THE REQUEST: Continue the text on onboarding new restaurant employees, starting right after its last listed interview question.

So, what does it take to provide restaurant employees with an onboarding experience that makes them feel confident and satisfied with their position? We put together a restaurant onboarding checklist to address during orientation and training, as well as interview questions to help ensure your new hire is the right fit.
Restaurant Interview Questions
Onboarding starts with the interview. The interviewee should receive accurate information about your company and the job for which they are interviewing. You should also be prepared to ask questions which will help you decide whether the candidate is fit for the position.
Here are a few examples of restaurant interview questions:
- Why do you want to work in the restaurant industry?
- How do you handle conflict with co-workers?
- What is your favorite part of (job title)? What is your least favorite part of (insert job title)?
- How do you define being a team player?
- Tell me about a situation where you provided excellent customer service.
- Tell me about a time that a customer wasn’t happy with their service. How did you handle it?

ENTRIES:
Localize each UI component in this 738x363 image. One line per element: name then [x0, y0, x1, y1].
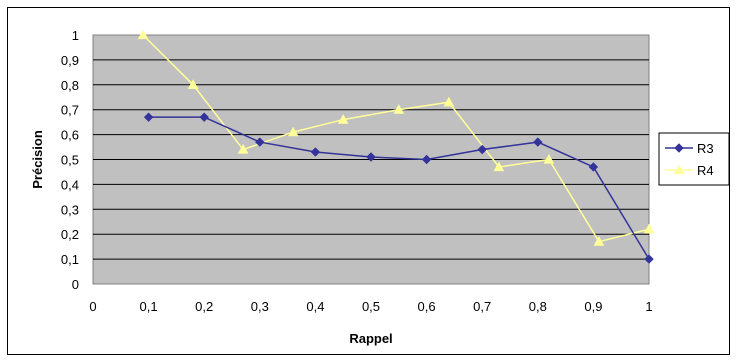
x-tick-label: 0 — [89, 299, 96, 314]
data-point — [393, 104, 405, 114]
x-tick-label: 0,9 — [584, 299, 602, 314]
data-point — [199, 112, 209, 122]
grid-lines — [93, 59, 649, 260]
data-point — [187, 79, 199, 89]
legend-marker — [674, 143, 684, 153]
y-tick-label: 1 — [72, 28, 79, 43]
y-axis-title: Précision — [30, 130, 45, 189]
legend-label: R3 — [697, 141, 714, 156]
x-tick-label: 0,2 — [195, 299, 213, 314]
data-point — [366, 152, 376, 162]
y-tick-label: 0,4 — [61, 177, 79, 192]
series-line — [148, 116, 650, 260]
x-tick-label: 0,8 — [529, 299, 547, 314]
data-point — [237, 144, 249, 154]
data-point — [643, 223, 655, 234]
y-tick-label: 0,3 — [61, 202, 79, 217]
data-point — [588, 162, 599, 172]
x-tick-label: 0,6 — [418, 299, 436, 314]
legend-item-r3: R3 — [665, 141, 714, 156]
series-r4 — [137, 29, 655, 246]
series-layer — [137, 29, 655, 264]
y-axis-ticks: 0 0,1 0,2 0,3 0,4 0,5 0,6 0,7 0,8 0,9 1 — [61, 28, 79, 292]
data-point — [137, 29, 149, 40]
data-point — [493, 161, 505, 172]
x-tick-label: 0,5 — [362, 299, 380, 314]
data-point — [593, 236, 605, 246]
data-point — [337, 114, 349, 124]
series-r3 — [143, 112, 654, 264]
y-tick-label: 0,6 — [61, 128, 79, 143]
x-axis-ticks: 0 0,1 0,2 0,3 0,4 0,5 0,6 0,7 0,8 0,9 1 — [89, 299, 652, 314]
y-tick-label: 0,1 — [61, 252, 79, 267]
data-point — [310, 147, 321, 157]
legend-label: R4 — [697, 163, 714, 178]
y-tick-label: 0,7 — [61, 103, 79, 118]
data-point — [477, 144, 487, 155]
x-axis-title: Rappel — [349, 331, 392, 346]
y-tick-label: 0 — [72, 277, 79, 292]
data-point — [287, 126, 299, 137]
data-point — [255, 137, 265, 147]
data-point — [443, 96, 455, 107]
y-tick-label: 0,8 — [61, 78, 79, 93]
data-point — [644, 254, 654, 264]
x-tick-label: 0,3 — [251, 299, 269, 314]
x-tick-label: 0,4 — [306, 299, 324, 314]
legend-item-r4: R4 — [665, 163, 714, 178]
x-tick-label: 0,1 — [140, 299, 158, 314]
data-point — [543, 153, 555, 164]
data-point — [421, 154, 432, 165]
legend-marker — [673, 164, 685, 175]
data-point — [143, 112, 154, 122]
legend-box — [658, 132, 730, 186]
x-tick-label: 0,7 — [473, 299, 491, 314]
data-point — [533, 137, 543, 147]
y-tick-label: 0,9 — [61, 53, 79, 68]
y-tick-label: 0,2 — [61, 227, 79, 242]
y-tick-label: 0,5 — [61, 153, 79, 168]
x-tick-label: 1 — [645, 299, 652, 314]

--

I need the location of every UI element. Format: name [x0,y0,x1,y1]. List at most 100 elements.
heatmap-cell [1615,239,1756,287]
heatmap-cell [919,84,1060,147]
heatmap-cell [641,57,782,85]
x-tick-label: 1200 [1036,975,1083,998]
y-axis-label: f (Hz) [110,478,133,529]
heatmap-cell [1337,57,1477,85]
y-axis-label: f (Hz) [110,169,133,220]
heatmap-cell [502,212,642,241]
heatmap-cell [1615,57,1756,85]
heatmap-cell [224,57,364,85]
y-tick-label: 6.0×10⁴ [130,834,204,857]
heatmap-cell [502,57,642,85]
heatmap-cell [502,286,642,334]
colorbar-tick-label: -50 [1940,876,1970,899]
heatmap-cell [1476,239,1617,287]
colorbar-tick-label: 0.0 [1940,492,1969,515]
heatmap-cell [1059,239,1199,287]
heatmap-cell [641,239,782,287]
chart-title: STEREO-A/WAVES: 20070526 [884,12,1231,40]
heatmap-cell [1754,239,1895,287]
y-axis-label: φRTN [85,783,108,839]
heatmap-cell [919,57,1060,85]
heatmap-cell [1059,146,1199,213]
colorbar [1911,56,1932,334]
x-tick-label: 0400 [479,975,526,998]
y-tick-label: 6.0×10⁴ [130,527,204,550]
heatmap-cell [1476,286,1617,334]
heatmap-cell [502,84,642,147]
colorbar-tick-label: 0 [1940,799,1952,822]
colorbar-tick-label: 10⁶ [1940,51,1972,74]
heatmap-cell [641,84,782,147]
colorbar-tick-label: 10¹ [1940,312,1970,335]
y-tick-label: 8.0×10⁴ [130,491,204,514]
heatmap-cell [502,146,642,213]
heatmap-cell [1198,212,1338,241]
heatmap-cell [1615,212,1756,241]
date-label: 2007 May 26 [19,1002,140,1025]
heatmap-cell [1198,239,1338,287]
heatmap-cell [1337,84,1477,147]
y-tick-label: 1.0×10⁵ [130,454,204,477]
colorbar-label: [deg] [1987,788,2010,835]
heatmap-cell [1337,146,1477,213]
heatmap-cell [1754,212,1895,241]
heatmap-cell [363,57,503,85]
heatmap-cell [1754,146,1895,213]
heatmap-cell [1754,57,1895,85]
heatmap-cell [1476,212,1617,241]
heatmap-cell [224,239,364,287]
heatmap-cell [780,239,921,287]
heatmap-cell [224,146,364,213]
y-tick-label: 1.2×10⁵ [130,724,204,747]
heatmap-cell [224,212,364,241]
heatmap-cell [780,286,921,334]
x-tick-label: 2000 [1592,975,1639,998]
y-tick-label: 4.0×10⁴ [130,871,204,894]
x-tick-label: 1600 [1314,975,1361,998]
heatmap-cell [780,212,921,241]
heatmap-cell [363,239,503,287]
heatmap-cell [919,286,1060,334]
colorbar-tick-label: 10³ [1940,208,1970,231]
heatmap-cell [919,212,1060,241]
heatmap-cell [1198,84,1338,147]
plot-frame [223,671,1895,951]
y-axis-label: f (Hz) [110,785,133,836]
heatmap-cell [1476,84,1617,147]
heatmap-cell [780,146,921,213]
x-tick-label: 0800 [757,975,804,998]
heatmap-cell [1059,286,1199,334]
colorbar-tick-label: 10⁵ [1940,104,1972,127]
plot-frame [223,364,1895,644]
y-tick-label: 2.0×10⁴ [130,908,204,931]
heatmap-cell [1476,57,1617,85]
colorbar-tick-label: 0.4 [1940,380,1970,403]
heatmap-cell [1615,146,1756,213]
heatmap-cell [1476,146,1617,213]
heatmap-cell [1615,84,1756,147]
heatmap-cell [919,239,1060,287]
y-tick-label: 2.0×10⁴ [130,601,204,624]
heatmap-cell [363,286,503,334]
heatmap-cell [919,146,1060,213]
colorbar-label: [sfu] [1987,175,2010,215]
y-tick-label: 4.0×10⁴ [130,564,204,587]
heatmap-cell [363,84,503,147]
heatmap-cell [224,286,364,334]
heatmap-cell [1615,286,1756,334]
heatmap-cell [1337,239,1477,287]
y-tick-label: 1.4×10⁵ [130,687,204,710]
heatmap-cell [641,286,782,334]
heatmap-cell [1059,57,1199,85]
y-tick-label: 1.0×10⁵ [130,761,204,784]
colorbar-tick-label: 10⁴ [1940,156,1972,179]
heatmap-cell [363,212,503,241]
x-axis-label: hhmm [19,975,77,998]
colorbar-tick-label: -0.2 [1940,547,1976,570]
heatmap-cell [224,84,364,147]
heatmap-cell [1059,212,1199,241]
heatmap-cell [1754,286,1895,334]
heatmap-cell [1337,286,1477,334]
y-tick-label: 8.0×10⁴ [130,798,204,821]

THE RESPONSE:
You can customize these questions to fit any position in your restaurant. In general, these questions should help you gauge some of the most crucial factors of working in a restaurant – being a team player and providing excellent customer service.
Although it may seem obvious, looking for the right personality for the position is crucial in the restaurant business. For a hostess, you’ll want someone that is friendly. Since this is the first person a guest will see when they enter your restaurant, you want someone polished and composed. Someone that is a team player is important too. A hostess is ideally someone that is willing to jump in and help where needed (i.e., bussing tables, dishwashing, etc.). What you look for in a back of house employee might be a little different. For example, if you are hiring a chef, you’ll want someone that is a strong leader, organized and has excellent time management skills.
No matter how experienced your new employee is, they need an orientation. Orientation should be conducted right away on their first day of employment.
Here’s a list of a few items you want to make sure you cover in orientation:
- Complete Paperwork: This should be printed and ready before they arrive. Some of this paperwork could include contracts, tax information, direct deposit document, etc. You’ll also want to provide a copy of the employee handbook and a copy of all paperwork completed.
- Company Information: This is the time to go over details like your restaurant’s history, mission, and goals.
- Policies: Go over any policies you have in place such as dress code, attendance, behavior policy, etc.
- Reviews: How often will you be conducting a review? Make sure the new hire knows this information.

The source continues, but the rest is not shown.